REQUIRED TASK: Images must not appear in your copy; reproduce every other part of the records exactly.
---- DATASET CONTENT
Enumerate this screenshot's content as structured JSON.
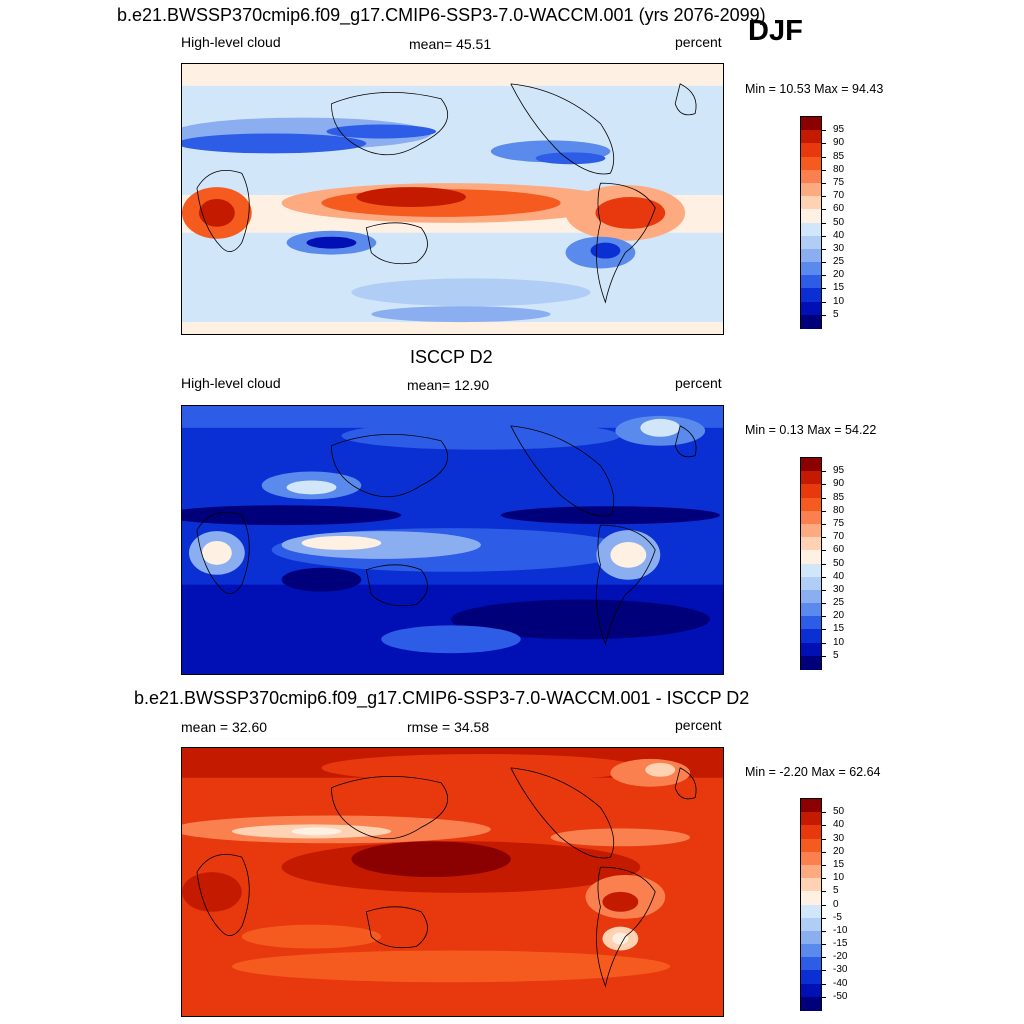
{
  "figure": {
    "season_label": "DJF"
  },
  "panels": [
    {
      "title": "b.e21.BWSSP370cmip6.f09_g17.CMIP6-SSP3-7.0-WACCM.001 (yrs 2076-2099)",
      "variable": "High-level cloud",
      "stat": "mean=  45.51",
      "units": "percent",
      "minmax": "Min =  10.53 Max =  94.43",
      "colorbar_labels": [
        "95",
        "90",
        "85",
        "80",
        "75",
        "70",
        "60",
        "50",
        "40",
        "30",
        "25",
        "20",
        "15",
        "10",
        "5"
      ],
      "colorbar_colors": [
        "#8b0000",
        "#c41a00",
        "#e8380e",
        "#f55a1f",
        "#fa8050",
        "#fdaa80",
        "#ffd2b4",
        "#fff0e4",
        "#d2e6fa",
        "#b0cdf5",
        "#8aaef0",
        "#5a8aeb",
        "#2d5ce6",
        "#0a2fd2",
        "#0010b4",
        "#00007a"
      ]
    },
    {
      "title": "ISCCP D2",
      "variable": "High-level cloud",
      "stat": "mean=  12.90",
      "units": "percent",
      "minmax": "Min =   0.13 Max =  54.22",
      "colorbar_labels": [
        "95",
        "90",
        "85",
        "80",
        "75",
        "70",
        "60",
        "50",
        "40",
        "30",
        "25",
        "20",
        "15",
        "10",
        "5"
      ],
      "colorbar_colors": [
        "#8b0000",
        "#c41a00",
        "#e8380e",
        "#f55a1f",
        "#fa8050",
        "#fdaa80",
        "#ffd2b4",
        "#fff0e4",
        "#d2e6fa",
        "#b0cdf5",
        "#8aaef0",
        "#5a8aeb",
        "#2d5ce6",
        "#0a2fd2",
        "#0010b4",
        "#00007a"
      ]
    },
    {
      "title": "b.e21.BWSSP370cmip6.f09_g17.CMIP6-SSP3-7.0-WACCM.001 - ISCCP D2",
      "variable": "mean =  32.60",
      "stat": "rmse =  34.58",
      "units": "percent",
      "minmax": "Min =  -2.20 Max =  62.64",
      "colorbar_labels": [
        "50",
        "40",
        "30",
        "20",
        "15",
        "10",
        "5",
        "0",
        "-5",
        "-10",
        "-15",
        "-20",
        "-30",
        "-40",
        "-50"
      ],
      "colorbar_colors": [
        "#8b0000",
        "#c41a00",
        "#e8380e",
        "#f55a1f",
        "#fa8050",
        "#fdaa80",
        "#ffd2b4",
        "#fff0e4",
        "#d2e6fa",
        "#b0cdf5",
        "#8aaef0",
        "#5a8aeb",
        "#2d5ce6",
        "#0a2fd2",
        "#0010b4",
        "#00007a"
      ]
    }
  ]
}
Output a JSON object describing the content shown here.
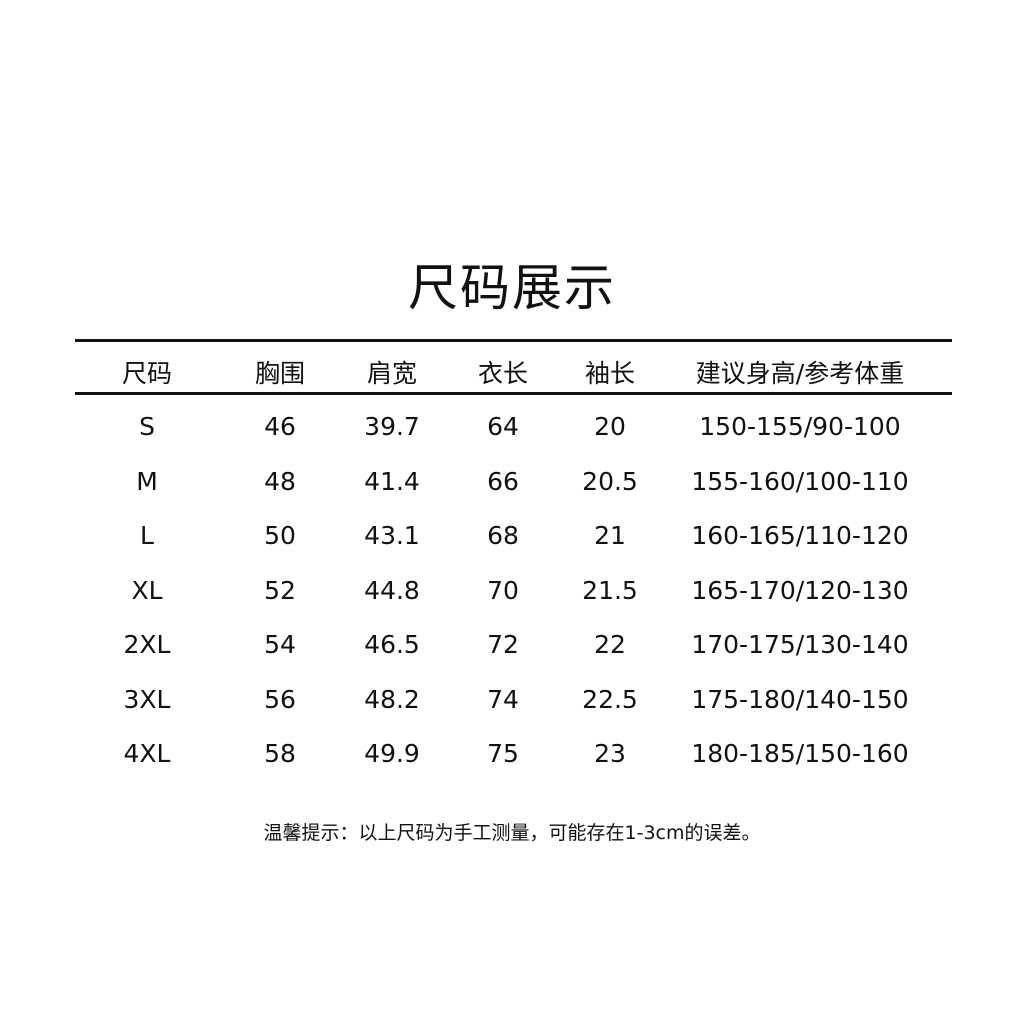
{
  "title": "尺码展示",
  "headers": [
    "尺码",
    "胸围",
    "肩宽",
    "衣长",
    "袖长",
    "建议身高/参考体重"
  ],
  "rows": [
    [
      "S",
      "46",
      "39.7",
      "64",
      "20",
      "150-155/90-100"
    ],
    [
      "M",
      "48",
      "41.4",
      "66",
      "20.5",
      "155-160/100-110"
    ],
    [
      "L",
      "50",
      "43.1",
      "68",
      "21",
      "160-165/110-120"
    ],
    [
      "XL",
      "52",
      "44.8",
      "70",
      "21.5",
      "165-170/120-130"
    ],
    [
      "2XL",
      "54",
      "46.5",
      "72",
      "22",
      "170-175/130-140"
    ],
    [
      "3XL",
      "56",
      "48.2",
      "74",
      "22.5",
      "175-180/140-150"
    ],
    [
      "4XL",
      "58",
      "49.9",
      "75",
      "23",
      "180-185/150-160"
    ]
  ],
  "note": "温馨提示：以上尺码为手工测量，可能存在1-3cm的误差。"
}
--------
COMPLETED EXERCISE:
Enumerate this screenshot's content as structured JSON.
{
  "figure": {
    "season_label": "DJF"
  },
  "panels": [
    {
      "title": "b.e21.BWSSP370cmip6.f09_g17.CMIP6-SSP3-7.0-WACCM.001 (yrs 2076-2099)",
      "variable": "High-level cloud",
      "stat": "mean=  45.51",
      "units": "percent",
      "minmax": "Min =  10.53 Max =  94.43",
      "colorbar_labels": [
        "95",
        "90",
        "85",
        "80",
        "75",
        "70",
        "60",
        "50",
        "40",
        "30",
        "25",
        "20",
        "15",
        "10",
        "5"
      ],
      "colorbar_colors": [
        "#8b0000",
        "#c41a00",
        "#e8380e",
        "#f55a1f",
        "#fa8050",
        "#fdaa80",
        "#ffd2b4",
        "#fff0e4",
        "#d2e6fa",
        "#b0cdf5",
        "#8aaef0",
        "#5a8aeb",
        "#2d5ce6",
        "#0a2fd2",
        "#0010b4",
        "#00007a"
      ]
    },
    {
      "title": "ISCCP D2",
      "variable": "High-level cloud",
      "stat": "mean=  12.90",
      "units": "percent",
      "minmax": "Min =   0.13 Max =  54.22",
      "colorbar_labels": [
        "95",
        "90",
        "85",
        "80",
        "75",
        "70",
        "60",
        "50",
        "40",
        "30",
        "25",
        "20",
        "15",
        "10",
        "5"
      ],
      "colorbar_colors": [
        "#8b0000",
        "#c41a00",
        "#e8380e",
        "#f55a1f",
        "#fa8050",
        "#fdaa80",
        "#ffd2b4",
        "#fff0e4",
        "#d2e6fa",
        "#b0cdf5",
        "#8aaef0",
        "#5a8aeb",
        "#2d5ce6",
        "#0a2fd2",
        "#0010b4",
        "#00007a"
      ]
    },
    {
      "title": "b.e21.BWSSP370cmip6.f09_g17.CMIP6-SSP3-7.0-WACCM.001 - ISCCP D2",
      "variable": "mean =  32.60",
      "stat": "rmse =  34.58",
      "units": "percent",
      "minmax": "Min =  -2.20 Max =  62.64",
      "colorbar_labels": [
        "50",
        "40",
        "30",
        "20",
        "15",
        "10",
        "5",
        "0",
        "-5",
        "-10",
        "-15",
        "-20",
        "-30",
        "-40",
        "-50"
      ],
      "colorbar_colors": [
        "#8b0000",
        "#c41a00",
        "#e8380e",
        "#f55a1f",
        "#fa8050",
        "#fdaa80",
        "#ffd2b4",
        "#fff0e4",
        "#d2e6fa",
        "#b0cdf5",
        "#8aaef0",
        "#5a8aeb",
        "#2d5ce6",
        "#0a2fd2",
        "#0010b4",
        "#00007a"
      ]
    }
  ]
}
Output a JSON object describing the content shown here.
{
  "title": "尺码展示",
  "headers": [
    "尺码",
    "胸围",
    "肩宽",
    "衣长",
    "袖长",
    "建议身高/参考体重"
  ],
  "rows": [
    [
      "S",
      "46",
      "39.7",
      "64",
      "20",
      "150-155/90-100"
    ],
    [
      "M",
      "48",
      "41.4",
      "66",
      "20.5",
      "155-160/100-110"
    ],
    [
      "L",
      "50",
      "43.1",
      "68",
      "21",
      "160-165/110-120"
    ],
    [
      "XL",
      "52",
      "44.8",
      "70",
      "21.5",
      "165-170/120-130"
    ],
    [
      "2XL",
      "54",
      "46.5",
      "72",
      "22",
      "170-175/130-140"
    ],
    [
      "3XL",
      "56",
      "48.2",
      "74",
      "22.5",
      "175-180/140-150"
    ],
    [
      "4XL",
      "58",
      "49.9",
      "75",
      "23",
      "180-185/150-160"
    ]
  ],
  "note": "温馨提示：以上尺码为手工测量，可能存在1-3cm的误差。"
}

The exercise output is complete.